Data records
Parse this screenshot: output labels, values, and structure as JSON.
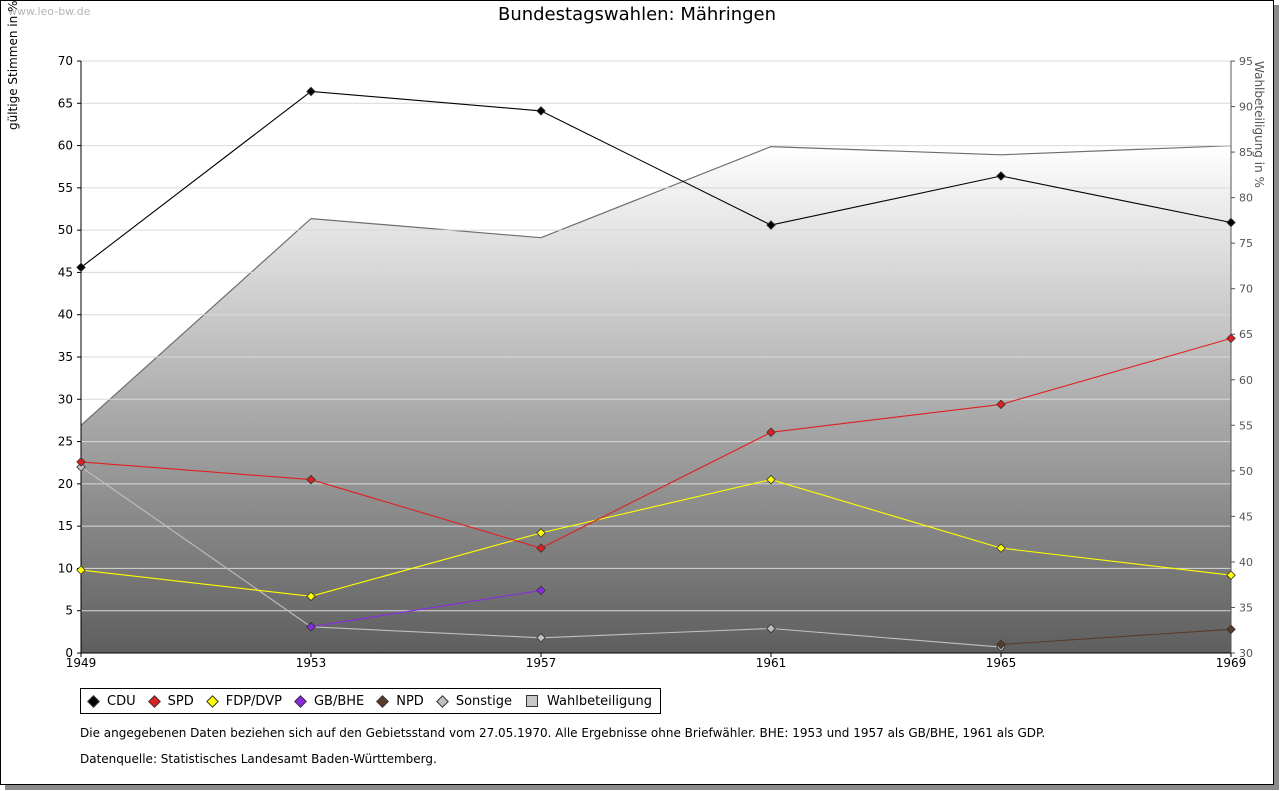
{
  "watermark": "www.leo-bw.de",
  "title": "Bundestagswahlen: Mähringen",
  "colors": {
    "CDU": "#000000",
    "SPD": "#e02020",
    "FDP/DVP": "#ffff00",
    "GB/BHE": "#8a2be2",
    "NPD": "#5a3a2a",
    "Sonstige": "#c0c0c0",
    "Wahlbeteiligung": "#c8c8c8"
  },
  "chart_data": {
    "type": "line",
    "title": "Bundestagswahlen: Mähringen",
    "xlabel": "",
    "ylabel": "gültige Stimmen in %",
    "ylabel_right": "Wahlbeteiligung in %",
    "x": [
      1949,
      1953,
      1957,
      1961,
      1965,
      1969
    ],
    "ylim": [
      0,
      70
    ],
    "yticks": [
      0,
      5,
      10,
      15,
      20,
      25,
      30,
      35,
      40,
      45,
      50,
      55,
      60,
      65,
      70
    ],
    "ylim_right": [
      30,
      95
    ],
    "yticks_right": [
      30,
      35,
      40,
      45,
      50,
      55,
      60,
      65,
      70,
      75,
      80,
      85,
      90,
      95
    ],
    "grid": true,
    "legend_position": "bottom",
    "series": [
      {
        "name": "CDU",
        "values": [
          45.6,
          66.4,
          64.1,
          50.6,
          56.4,
          50.9
        ]
      },
      {
        "name": "SPD",
        "values": [
          22.6,
          20.5,
          12.4,
          26.1,
          29.4,
          37.2
        ]
      },
      {
        "name": "FDP/DVP",
        "values": [
          9.8,
          6.7,
          14.2,
          20.5,
          12.4,
          9.2
        ]
      },
      {
        "name": "GB/BHE",
        "values": [
          null,
          3.1,
          7.4,
          null,
          null,
          null
        ]
      },
      {
        "name": "NPD",
        "values": [
          null,
          null,
          null,
          null,
          1.0,
          2.8
        ]
      },
      {
        "name": "Sonstige",
        "values": [
          22.0,
          3.1,
          1.8,
          2.9,
          0.7,
          null
        ]
      }
    ],
    "area_series": {
      "name": "Wahlbeteiligung",
      "axis": "right",
      "values": [
        55.0,
        77.7,
        75.6,
        85.6,
        84.7,
        85.7
      ]
    }
  },
  "legend": [
    "CDU",
    "SPD",
    "FDP/DVP",
    "GB/BHE",
    "NPD",
    "Sonstige",
    "Wahlbeteiligung"
  ],
  "notes": {
    "line1": "Die angegebenen Daten beziehen sich auf den Gebietsstand vom 27.05.1970. Alle Ergebnisse ohne Briefwähler. BHE: 1953 und 1957 als GB/BHE, 1961 als GDP.",
    "line2": "Datenquelle: Statistisches Landesamt Baden-Württemberg."
  }
}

__REQUIRED WORK__:
Write out every record above exactly as it stands, but leave out the pictures.

__WRITTEN RESPONSE__:
Parse this screenshot: output labels, values, and structure as JSON.
{
  "watermark": "www.leo-bw.de",
  "title": "Bundestagswahlen: Mähringen",
  "colors": {
    "CDU": "#000000",
    "SPD": "#e02020",
    "FDP/DVP": "#ffff00",
    "GB/BHE": "#8a2be2",
    "NPD": "#5a3a2a",
    "Sonstige": "#c0c0c0",
    "Wahlbeteiligung": "#c8c8c8"
  },
  "chart_data": {
    "type": "line",
    "title": "Bundestagswahlen: Mähringen",
    "xlabel": "",
    "ylabel": "gültige Stimmen in %",
    "ylabel_right": "Wahlbeteiligung in %",
    "x": [
      1949,
      1953,
      1957,
      1961,
      1965,
      1969
    ],
    "ylim": [
      0,
      70
    ],
    "yticks": [
      0,
      5,
      10,
      15,
      20,
      25,
      30,
      35,
      40,
      45,
      50,
      55,
      60,
      65,
      70
    ],
    "ylim_right": [
      30,
      95
    ],
    "yticks_right": [
      30,
      35,
      40,
      45,
      50,
      55,
      60,
      65,
      70,
      75,
      80,
      85,
      90,
      95
    ],
    "grid": true,
    "legend_position": "bottom",
    "series": [
      {
        "name": "CDU",
        "values": [
          45.6,
          66.4,
          64.1,
          50.6,
          56.4,
          50.9
        ]
      },
      {
        "name": "SPD",
        "values": [
          22.6,
          20.5,
          12.4,
          26.1,
          29.4,
          37.2
        ]
      },
      {
        "name": "FDP/DVP",
        "values": [
          9.8,
          6.7,
          14.2,
          20.5,
          12.4,
          9.2
        ]
      },
      {
        "name": "GB/BHE",
        "values": [
          null,
          3.1,
          7.4,
          null,
          null,
          null
        ]
      },
      {
        "name": "NPD",
        "values": [
          null,
          null,
          null,
          null,
          1.0,
          2.8
        ]
      },
      {
        "name": "Sonstige",
        "values": [
          22.0,
          3.1,
          1.8,
          2.9,
          0.7,
          null
        ]
      }
    ],
    "area_series": {
      "name": "Wahlbeteiligung",
      "axis": "right",
      "values": [
        55.0,
        77.7,
        75.6,
        85.6,
        84.7,
        85.7
      ]
    }
  },
  "legend": [
    "CDU",
    "SPD",
    "FDP/DVP",
    "GB/BHE",
    "NPD",
    "Sonstige",
    "Wahlbeteiligung"
  ],
  "notes": {
    "line1": "Die angegebenen Daten beziehen sich auf den Gebietsstand vom 27.05.1970. Alle Ergebnisse ohne Briefwähler. BHE: 1953 und 1957 als GB/BHE, 1961 als GDP.",
    "line2": "Datenquelle: Statistisches Landesamt Baden-Württemberg."
  }
}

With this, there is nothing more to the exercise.